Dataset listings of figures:
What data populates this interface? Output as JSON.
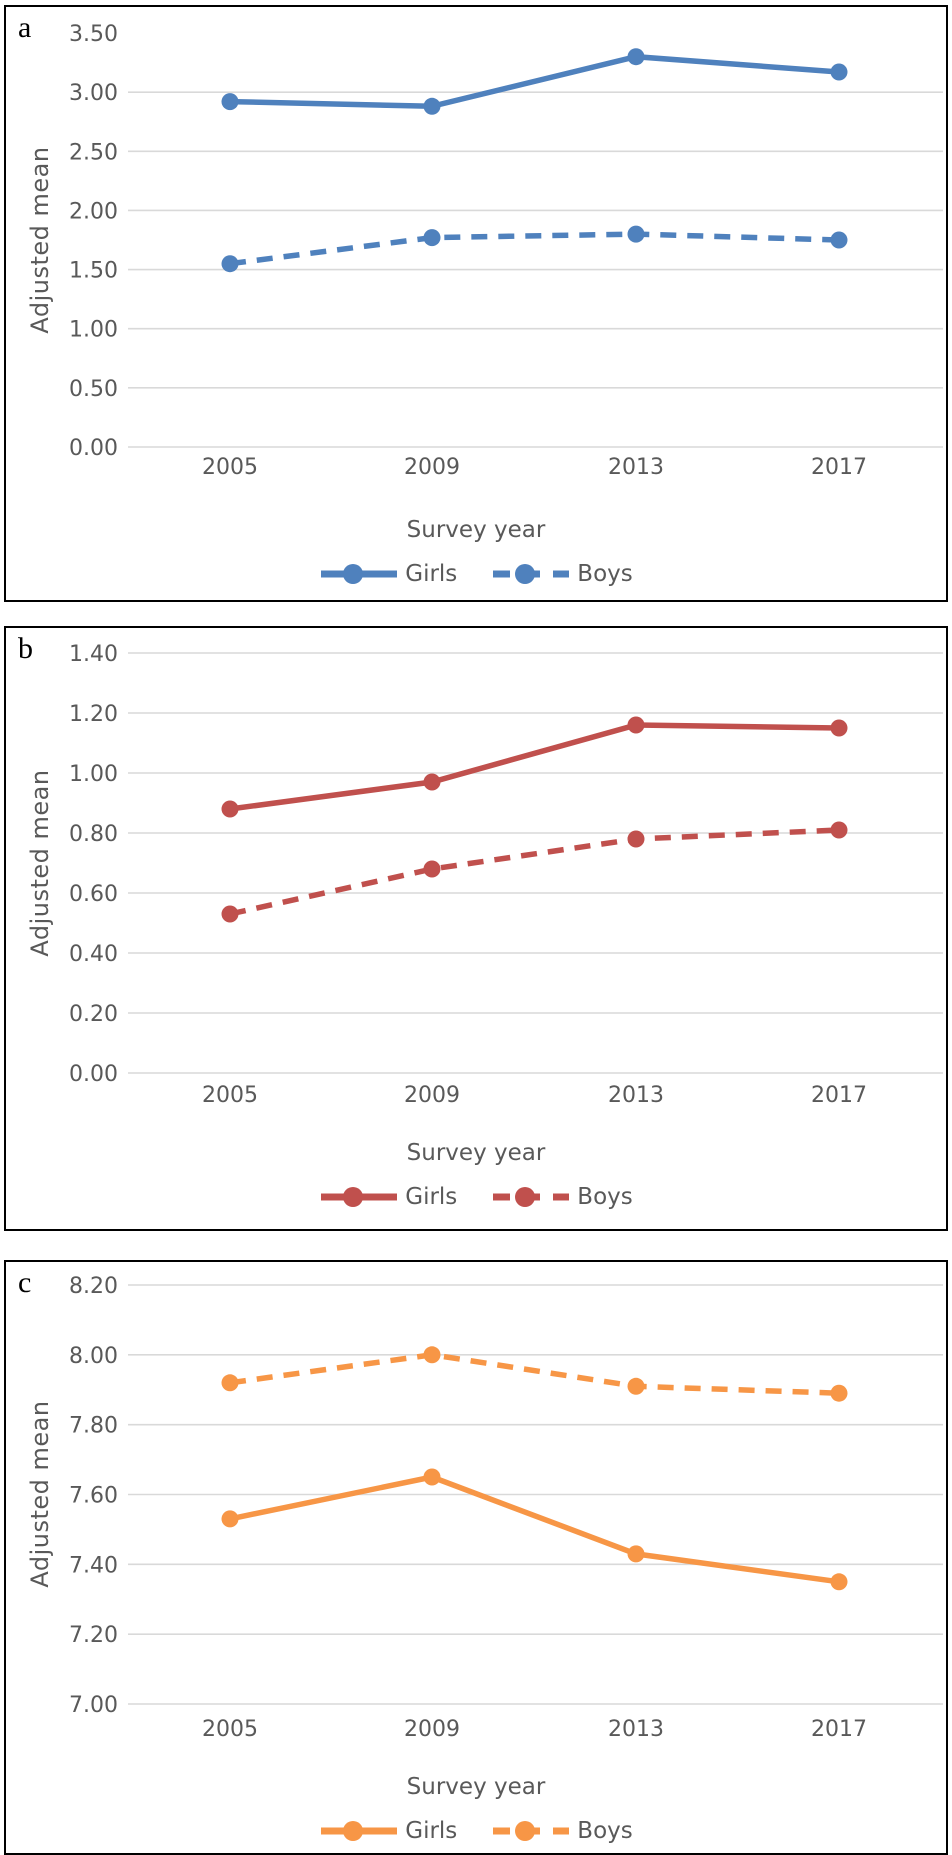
{
  "figure": {
    "background": "#ffffff",
    "panel_border_color": "#000000",
    "grid_color": "#d9d9d9",
    "text_color": "#595959"
  },
  "chart_data": [
    {
      "type": "line",
      "panel_label": "a",
      "title": "",
      "xlabel": "Survey year",
      "ylabel": "Adjusted mean",
      "categories": [
        "2005",
        "2009",
        "2013",
        "2017"
      ],
      "series": [
        {
          "name": "Girls",
          "style": "solid",
          "values": [
            2.92,
            2.88,
            3.3,
            3.17
          ]
        },
        {
          "name": "Boys",
          "style": "dashed",
          "values": [
            1.55,
            1.77,
            1.8,
            1.75
          ]
        }
      ],
      "color": "#4F81BD",
      "ylim": [
        0.0,
        3.5
      ],
      "ytick_step": 0.5,
      "ytick_labels": [
        "3.50",
        "3.00",
        "2.50",
        "2.00",
        "1.50",
        "1.00",
        "0.50",
        "0.00"
      ],
      "top_gridline": false,
      "grid": "horizontal",
      "legend_position": "bottom"
    },
    {
      "type": "line",
      "panel_label": "b",
      "title": "",
      "xlabel": "Survey year",
      "ylabel": "Adjusted mean",
      "categories": [
        "2005",
        "2009",
        "2013",
        "2017"
      ],
      "series": [
        {
          "name": "Girls",
          "style": "solid",
          "values": [
            0.88,
            0.97,
            1.16,
            1.15
          ]
        },
        {
          "name": "Boys",
          "style": "dashed",
          "values": [
            0.53,
            0.68,
            0.78,
            0.81
          ]
        }
      ],
      "color": "#C0504D",
      "ylim": [
        0.0,
        1.4
      ],
      "ytick_step": 0.2,
      "ytick_labels": [
        "1.40",
        "1.20",
        "1.00",
        "0.80",
        "0.60",
        "0.40",
        "0.20",
        "0.00"
      ],
      "top_gridline": true,
      "grid": "horizontal",
      "legend_position": "bottom"
    },
    {
      "type": "line",
      "panel_label": "c",
      "title": "",
      "xlabel": "Survey year",
      "ylabel": "Adjusted mean",
      "categories": [
        "2005",
        "2009",
        "2013",
        "2017"
      ],
      "series": [
        {
          "name": "Girls",
          "style": "solid",
          "values": [
            7.53,
            7.65,
            7.43,
            7.35
          ]
        },
        {
          "name": "Boys",
          "style": "dashed",
          "values": [
            7.92,
            8.0,
            7.91,
            7.89
          ]
        }
      ],
      "color": "#F79646",
      "ylim": [
        7.0,
        8.2
      ],
      "ytick_step": 0.2,
      "ytick_labels": [
        "8.20",
        "8.00",
        "7.80",
        "7.60",
        "7.40",
        "7.20",
        "7.00"
      ],
      "top_gridline": true,
      "grid": "horizontal",
      "legend_position": "bottom"
    }
  ]
}
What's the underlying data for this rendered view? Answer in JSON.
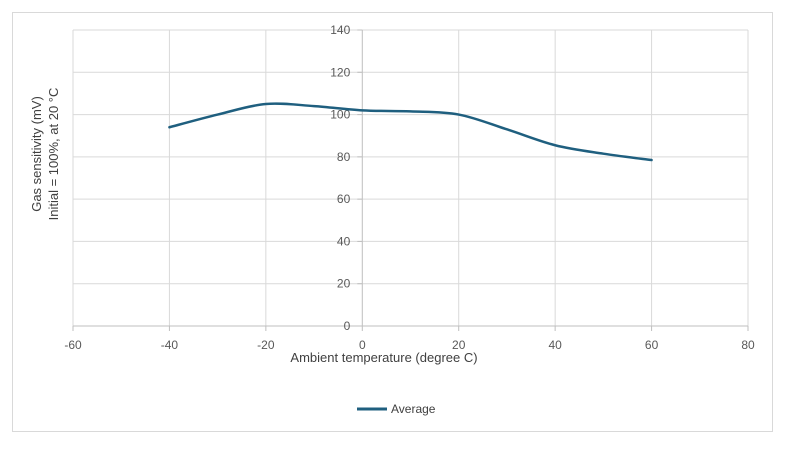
{
  "chart_data": {
    "type": "line",
    "xlabel": "Ambient temperature (degree C)",
    "ylabel_lines": [
      "Gas sensitivity (mV)",
      "Initial = 100%, at 20 °C"
    ],
    "xlim": [
      -60,
      80
    ],
    "ylim": [
      0,
      140
    ],
    "x_ticks": [
      -60,
      -40,
      -20,
      0,
      20,
      40,
      60,
      80
    ],
    "y_ticks": [
      0,
      20,
      40,
      60,
      80,
      100,
      120,
      140
    ],
    "grid": true,
    "legend_position": "bottom",
    "series": [
      {
        "name": "Average",
        "color": "#1f5f7f",
        "points": [
          {
            "x": -40,
            "y": 94
          },
          {
            "x": -30,
            "y": 100
          },
          {
            "x": -20,
            "y": 105
          },
          {
            "x": -10,
            "y": 104
          },
          {
            "x": 0,
            "y": 102
          },
          {
            "x": 10,
            "y": 101.5
          },
          {
            "x": 20,
            "y": 100
          },
          {
            "x": 30,
            "y": 93
          },
          {
            "x": 40,
            "y": 85.5
          },
          {
            "x": 50,
            "y": 81.5
          },
          {
            "x": 60,
            "y": 78.5
          }
        ]
      }
    ]
  }
}
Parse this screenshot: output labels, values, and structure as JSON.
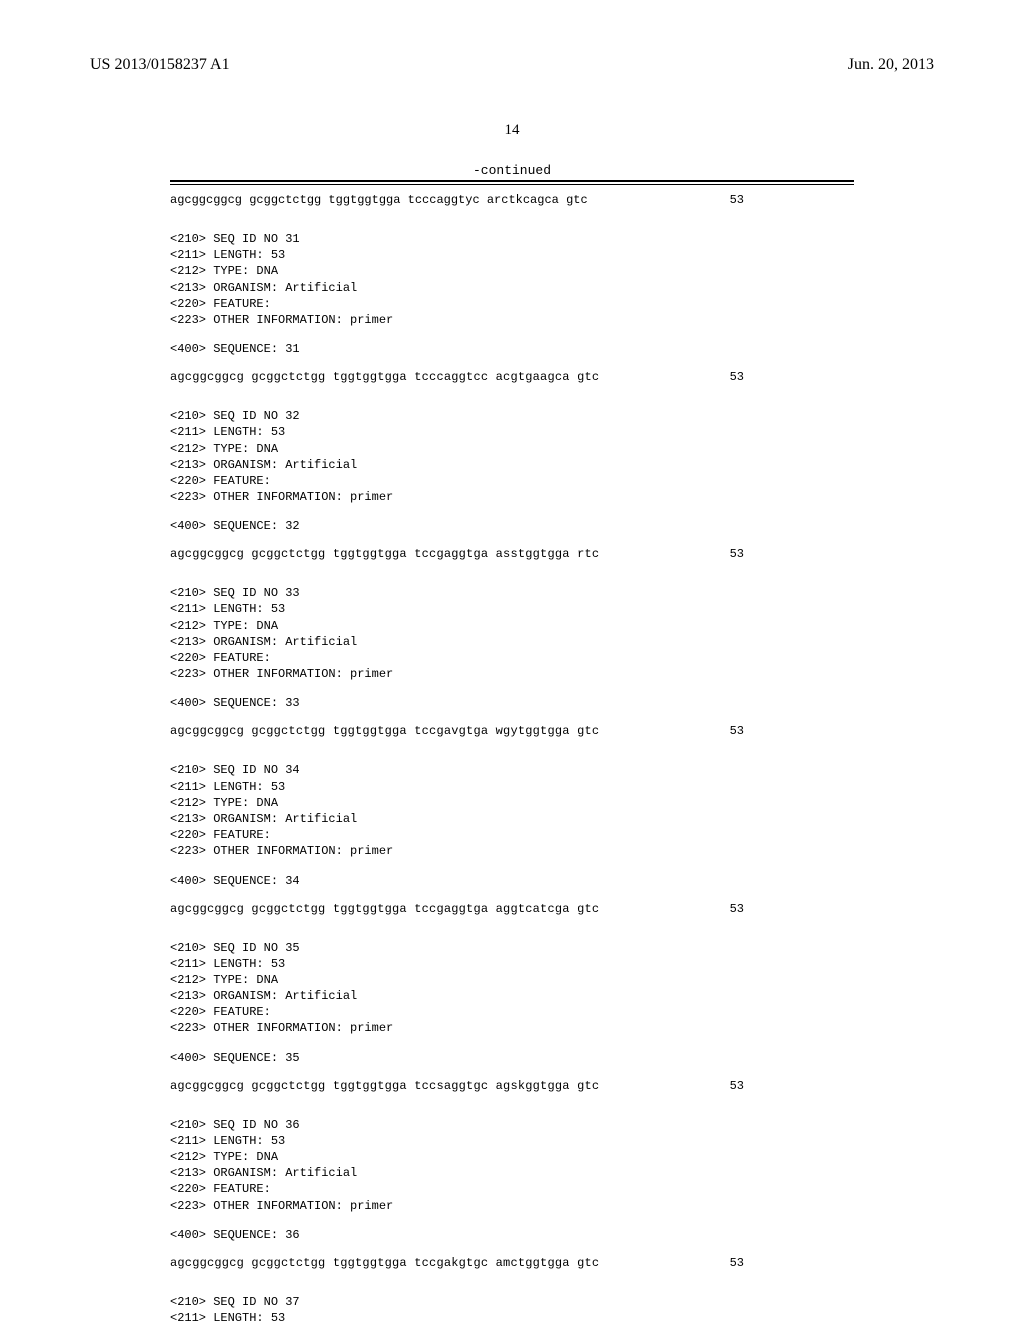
{
  "header": {
    "pub_number": "US 2013/0158237 A1",
    "pub_date": "Jun. 20, 2013"
  },
  "page_number": "14",
  "continued_label": "-continued",
  "first_sequence": {
    "sequence": "agcggcggcg gcggctctgg tggtggtgga tcccaggtyc arctkcagca gtc",
    "length": "53"
  },
  "entries": [
    {
      "seq_id": "31",
      "length": "53",
      "type": "DNA",
      "organism": "Artificial",
      "other_info": "primer",
      "sequence": "agcggcggcg gcggctctgg tggtggtgga tcccaggtcc acgtgaagca gtc",
      "seq_len": "53"
    },
    {
      "seq_id": "32",
      "length": "53",
      "type": "DNA",
      "organism": "Artificial",
      "other_info": "primer",
      "sequence": "agcggcggcg gcggctctgg tggtggtgga tccgaggtga asstggtgga rtc",
      "seq_len": "53"
    },
    {
      "seq_id": "33",
      "length": "53",
      "type": "DNA",
      "organism": "Artificial",
      "other_info": "primer",
      "sequence": "agcggcggcg gcggctctgg tggtggtgga tccgavgtga wgytggtgga gtc",
      "seq_len": "53"
    },
    {
      "seq_id": "34",
      "length": "53",
      "type": "DNA",
      "organism": "Artificial",
      "other_info": "primer",
      "sequence": "agcggcggcg gcggctctgg tggtggtgga tccgaggtga aggtcatcga gtc",
      "seq_len": "53"
    },
    {
      "seq_id": "35",
      "length": "53",
      "type": "DNA",
      "organism": "Artificial",
      "other_info": "primer",
      "sequence": "agcggcggcg gcggctctgg tggtggtgga tccsaggtgc agskggtgga gtc",
      "seq_len": "53"
    },
    {
      "seq_id": "36",
      "length": "53",
      "type": "DNA",
      "organism": "Artificial",
      "other_info": "primer",
      "sequence": "agcggcggcg gcggctctgg tggtggtgga tccgakgtgc amctggtgga gtc",
      "seq_len": "53"
    }
  ],
  "trailing": {
    "seq_id": "37",
    "length": "53"
  },
  "labels": {
    "seq_id_prefix": "<210> SEQ ID NO ",
    "length_prefix": "<211> LENGTH: ",
    "type_prefix": "<212> TYPE: ",
    "organism_prefix": "<213> ORGANISM: ",
    "feature_prefix": "<220> FEATURE:",
    "other_info_prefix": "<223> OTHER INFORMATION: ",
    "sequence_prefix": "<400> SEQUENCE: "
  }
}
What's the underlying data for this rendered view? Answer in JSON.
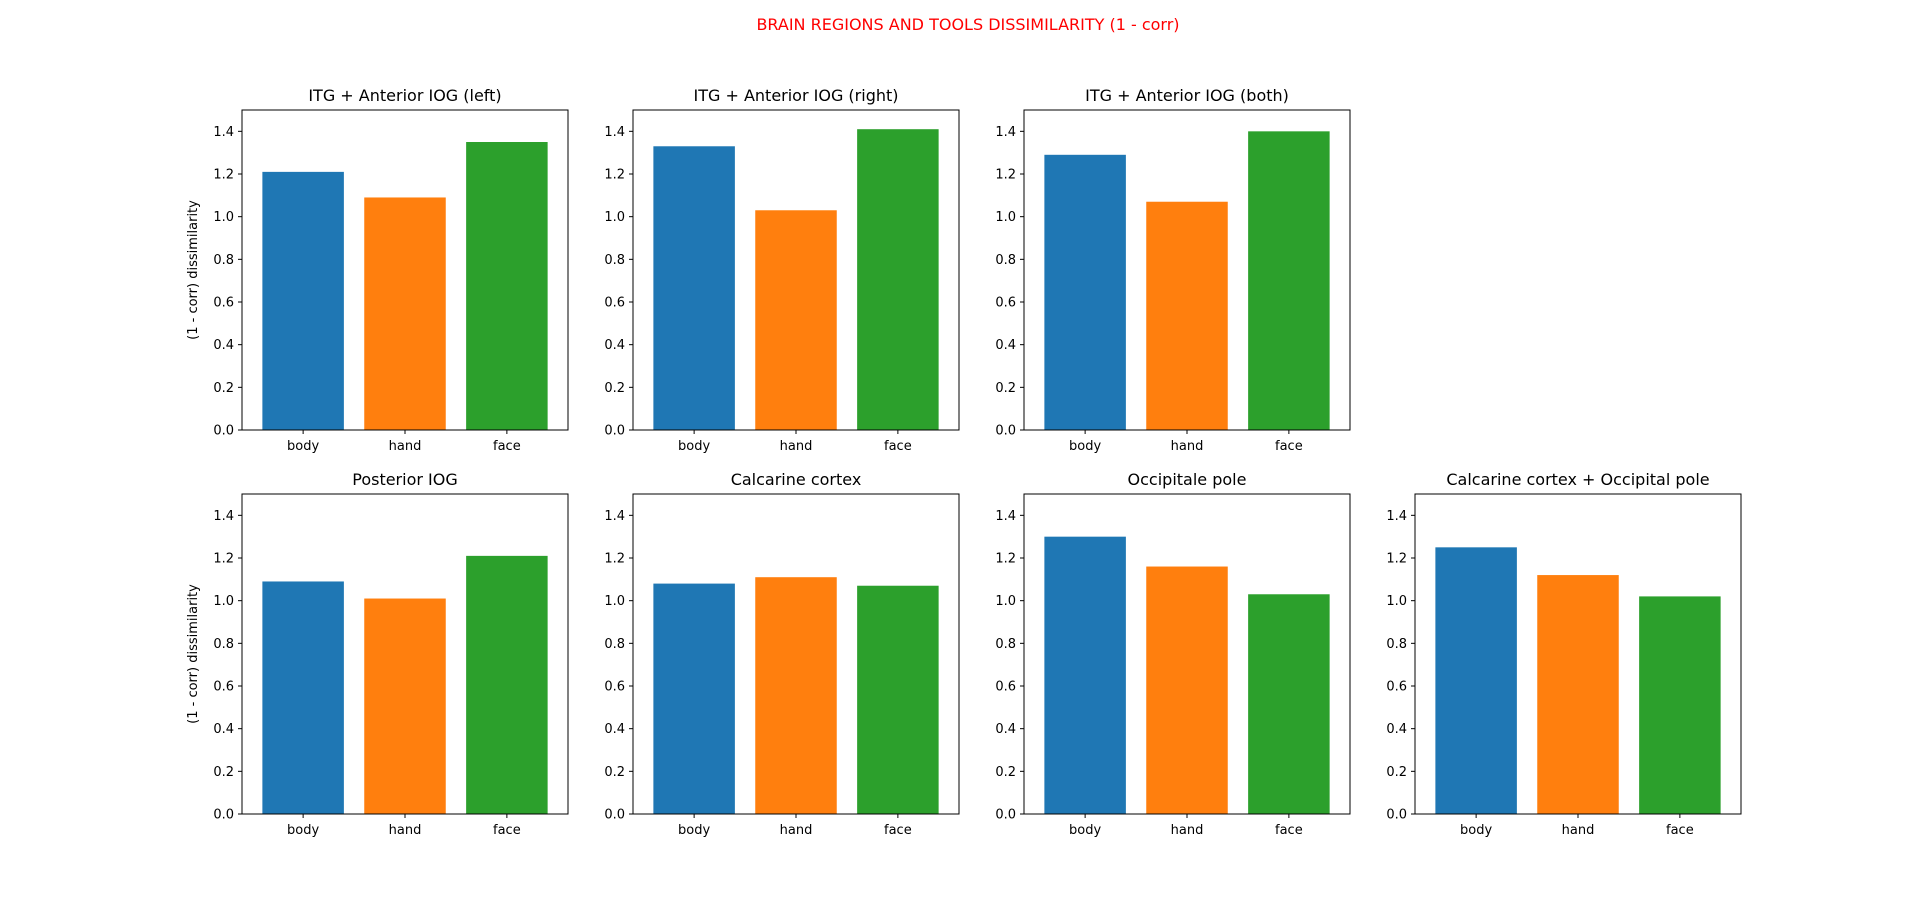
{
  "figure": {
    "suptitle": "BRAIN REGIONS AND TOOLS DISSIMILARITY (1 - corr)",
    "suptitle_color": "#ff0000"
  },
  "chart_data": [
    {
      "type": "bar",
      "title": "ITG + Anterior IOG (left)",
      "categories": [
        "body",
        "hand",
        "face"
      ],
      "values": [
        1.21,
        1.09,
        1.35
      ],
      "colors": [
        "#1f77b4",
        "#ff7f0e",
        "#2ca02c"
      ],
      "xlabel": "",
      "ylabel": "(1 - corr) dissimilarity",
      "ylim": [
        0,
        1.5
      ],
      "yticks": [
        "0.0",
        "0.2",
        "0.4",
        "0.6",
        "0.8",
        "1.0",
        "1.2",
        "1.4"
      ],
      "grid": false
    },
    {
      "type": "bar",
      "title": "ITG + Anterior IOG (right)",
      "categories": [
        "body",
        "hand",
        "face"
      ],
      "values": [
        1.33,
        1.03,
        1.41
      ],
      "colors": [
        "#1f77b4",
        "#ff7f0e",
        "#2ca02c"
      ],
      "xlabel": "",
      "ylabel": "",
      "ylim": [
        0,
        1.5
      ],
      "yticks": [
        "0.0",
        "0.2",
        "0.4",
        "0.6",
        "0.8",
        "1.0",
        "1.2",
        "1.4"
      ],
      "grid": false
    },
    {
      "type": "bar",
      "title": "ITG + Anterior IOG (both)",
      "categories": [
        "body",
        "hand",
        "face"
      ],
      "values": [
        1.29,
        1.07,
        1.4
      ],
      "colors": [
        "#1f77b4",
        "#ff7f0e",
        "#2ca02c"
      ],
      "xlabel": "",
      "ylabel": "",
      "ylim": [
        0,
        1.5
      ],
      "yticks": [
        "0.0",
        "0.2",
        "0.4",
        "0.6",
        "0.8",
        "1.0",
        "1.2",
        "1.4"
      ],
      "grid": false
    },
    {
      "type": "bar",
      "title": "Posterior IOG",
      "categories": [
        "body",
        "hand",
        "face"
      ],
      "values": [
        1.09,
        1.01,
        1.21
      ],
      "colors": [
        "#1f77b4",
        "#ff7f0e",
        "#2ca02c"
      ],
      "xlabel": "",
      "ylabel": "(1 - corr) dissimilarity",
      "ylim": [
        0,
        1.5
      ],
      "yticks": [
        "0.0",
        "0.2",
        "0.4",
        "0.6",
        "0.8",
        "1.0",
        "1.2",
        "1.4"
      ],
      "grid": false
    },
    {
      "type": "bar",
      "title": "Calcarine cortex",
      "categories": [
        "body",
        "hand",
        "face"
      ],
      "values": [
        1.08,
        1.11,
        1.07
      ],
      "colors": [
        "#1f77b4",
        "#ff7f0e",
        "#2ca02c"
      ],
      "xlabel": "",
      "ylabel": "",
      "ylim": [
        0,
        1.5
      ],
      "yticks": [
        "0.0",
        "0.2",
        "0.4",
        "0.6",
        "0.8",
        "1.0",
        "1.2",
        "1.4"
      ],
      "grid": false
    },
    {
      "type": "bar",
      "title": "Occipitale pole",
      "categories": [
        "body",
        "hand",
        "face"
      ],
      "values": [
        1.3,
        1.16,
        1.03
      ],
      "colors": [
        "#1f77b4",
        "#ff7f0e",
        "#2ca02c"
      ],
      "xlabel": "",
      "ylabel": "",
      "ylim": [
        0,
        1.5
      ],
      "yticks": [
        "0.0",
        "0.2",
        "0.4",
        "0.6",
        "0.8",
        "1.0",
        "1.2",
        "1.4"
      ],
      "grid": false
    },
    {
      "type": "bar",
      "title": "Calcarine cortex + Occipital pole",
      "categories": [
        "body",
        "hand",
        "face"
      ],
      "values": [
        1.25,
        1.12,
        1.02
      ],
      "colors": [
        "#1f77b4",
        "#ff7f0e",
        "#2ca02c"
      ],
      "xlabel": "",
      "ylabel": "",
      "ylim": [
        0,
        1.5
      ],
      "yticks": [
        "0.0",
        "0.2",
        "0.4",
        "0.6",
        "0.8",
        "1.0",
        "1.2",
        "1.4"
      ],
      "grid": false
    }
  ]
}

THE PROBLEM:
Copy out every line where the word "JSON" occurs.

PROBLEM SOLUTION:
What data populates this interface? Output as JSON.
What's the underlying data for this rendered view? Answer in JSON.
Parse this screenshot: output labels, values, and structure as JSON.
What's the underlying data for this rendered view? Answer in JSON.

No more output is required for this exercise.